OBJECTIVE:
Reproduce the listing exactly and skip over any pictures.

RECORDS PROVIDED:

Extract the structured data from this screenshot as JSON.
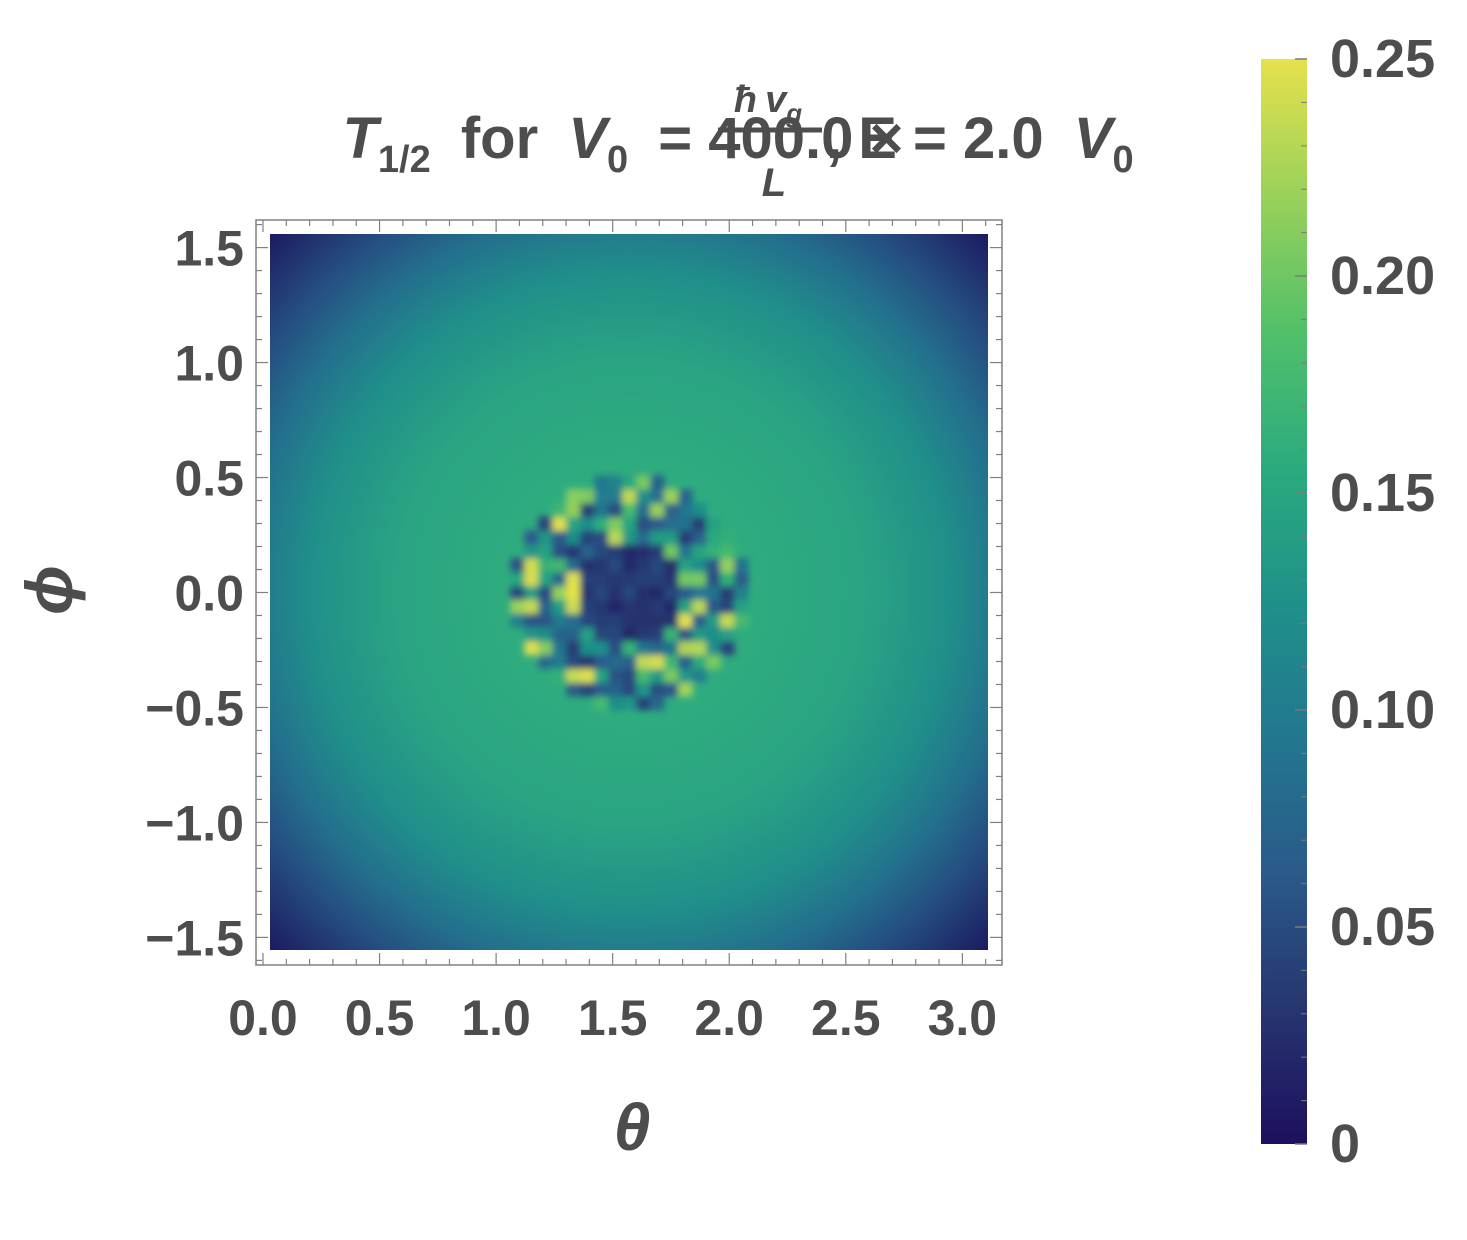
{
  "chart_data": {
    "type": "heatmap",
    "title": {
      "t_sym": "T",
      "t_sub": "1/2",
      "for_text": "for",
      "v_sym": "V",
      "v_sub": "0",
      "eq1": "= 400.0 ×",
      "frac_num_hbar": "ħ",
      "frac_num_v": "v",
      "frac_num_sub": "g",
      "frac_den": "L",
      "eq2": ", E = 2.0",
      "v2_sym": "V",
      "v2_sub": "0"
    },
    "xlabel": "θ",
    "ylabel": "ϕ",
    "xlim": [
      -0.03,
      3.17
    ],
    "ylim": [
      -1.62,
      1.62
    ],
    "data_extent": {
      "x": [
        0.0,
        3.1416
      ],
      "y": [
        -1.5708,
        1.5708
      ]
    },
    "xticks": [
      "0.0",
      "0.5",
      "1.0",
      "1.5",
      "2.0",
      "2.5",
      "3.0"
    ],
    "xtick_values": [
      0.0,
      0.5,
      1.0,
      1.5,
      2.0,
      2.5,
      3.0
    ],
    "yticks": [
      "1.5",
      "1.0",
      "0.5",
      "0.0",
      "−0.5",
      "−1.0",
      "−1.5"
    ],
    "ytick_values": [
      1.5,
      1.0,
      0.5,
      0.0,
      -0.5,
      -1.0,
      -1.5
    ],
    "colorbar": {
      "range": [
        0,
        0.25
      ],
      "ticks": [
        "0",
        "0.05",
        "0.10",
        "0.15",
        "0.20",
        "0.25"
      ],
      "tick_values": [
        0,
        0.05,
        0.1,
        0.15,
        0.2,
        0.25
      ],
      "colormap": "viridis"
    },
    "features": {
      "plateau_value": 0.15,
      "edge_value": 0.01,
      "central_region": {
        "center": [
          1.5708,
          0.0
        ],
        "radius": 0.5,
        "core_value": 0.02,
        "peak_value": 0.24
      }
    }
  },
  "colors": {
    "text": "#4d4d4d",
    "frame": "#808080",
    "viridis_low": "#1d0f5e",
    "viridis_mid": "#1f9e89",
    "viridis_high": "#e6e14c"
  }
}
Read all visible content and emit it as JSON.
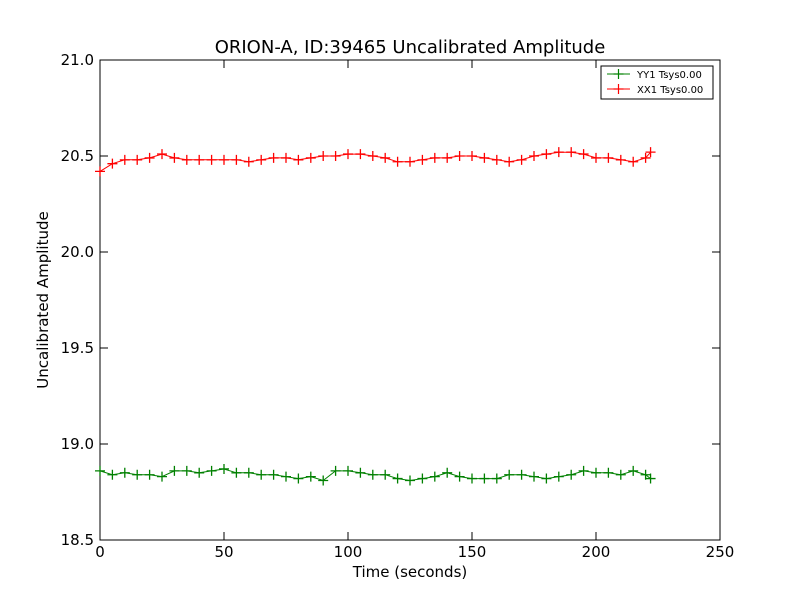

TASK RESULT:
Extract the structured data from this screenshot as JSON.
{
  "chart_data": {
    "type": "heatmap",
    "title": {
      "t_sym": "T",
      "t_sub": "1/2",
      "for_text": "for",
      "v_sym": "V",
      "v_sub": "0",
      "eq1": "= 400.0 ×",
      "frac_num_hbar": "ħ",
      "frac_num_v": "v",
      "frac_num_sub": "g",
      "frac_den": "L",
      "eq2": ", E = 2.0",
      "v2_sym": "V",
      "v2_sub": "0"
    },
    "xlabel": "θ",
    "ylabel": "ϕ",
    "xlim": [
      -0.03,
      3.17
    ],
    "ylim": [
      -1.62,
      1.62
    ],
    "data_extent": {
      "x": [
        0.0,
        3.1416
      ],
      "y": [
        -1.5708,
        1.5708
      ]
    },
    "xticks": [
      "0.0",
      "0.5",
      "1.0",
      "1.5",
      "2.0",
      "2.5",
      "3.0"
    ],
    "xtick_values": [
      0.0,
      0.5,
      1.0,
      1.5,
      2.0,
      2.5,
      3.0
    ],
    "yticks": [
      "1.5",
      "1.0",
      "0.5",
      "0.0",
      "−0.5",
      "−1.0",
      "−1.5"
    ],
    "ytick_values": [
      1.5,
      1.0,
      0.5,
      0.0,
      -0.5,
      -1.0,
      -1.5
    ],
    "colorbar": {
      "range": [
        0,
        0.25
      ],
      "ticks": [
        "0",
        "0.05",
        "0.10",
        "0.15",
        "0.20",
        "0.25"
      ],
      "tick_values": [
        0,
        0.05,
        0.1,
        0.15,
        0.2,
        0.25
      ],
      "colormap": "viridis"
    },
    "features": {
      "plateau_value": 0.15,
      "edge_value": 0.01,
      "central_region": {
        "center": [
          1.5708,
          0.0
        ],
        "radius": 0.5,
        "core_value": 0.02,
        "peak_value": 0.24
      }
    }
  },
  "colors": {
    "text": "#4d4d4d",
    "frame": "#808080",
    "viridis_low": "#1d0f5e",
    "viridis_mid": "#1f9e89",
    "viridis_high": "#e6e14c"
  }
}
Read all visible content and emit it as JSON.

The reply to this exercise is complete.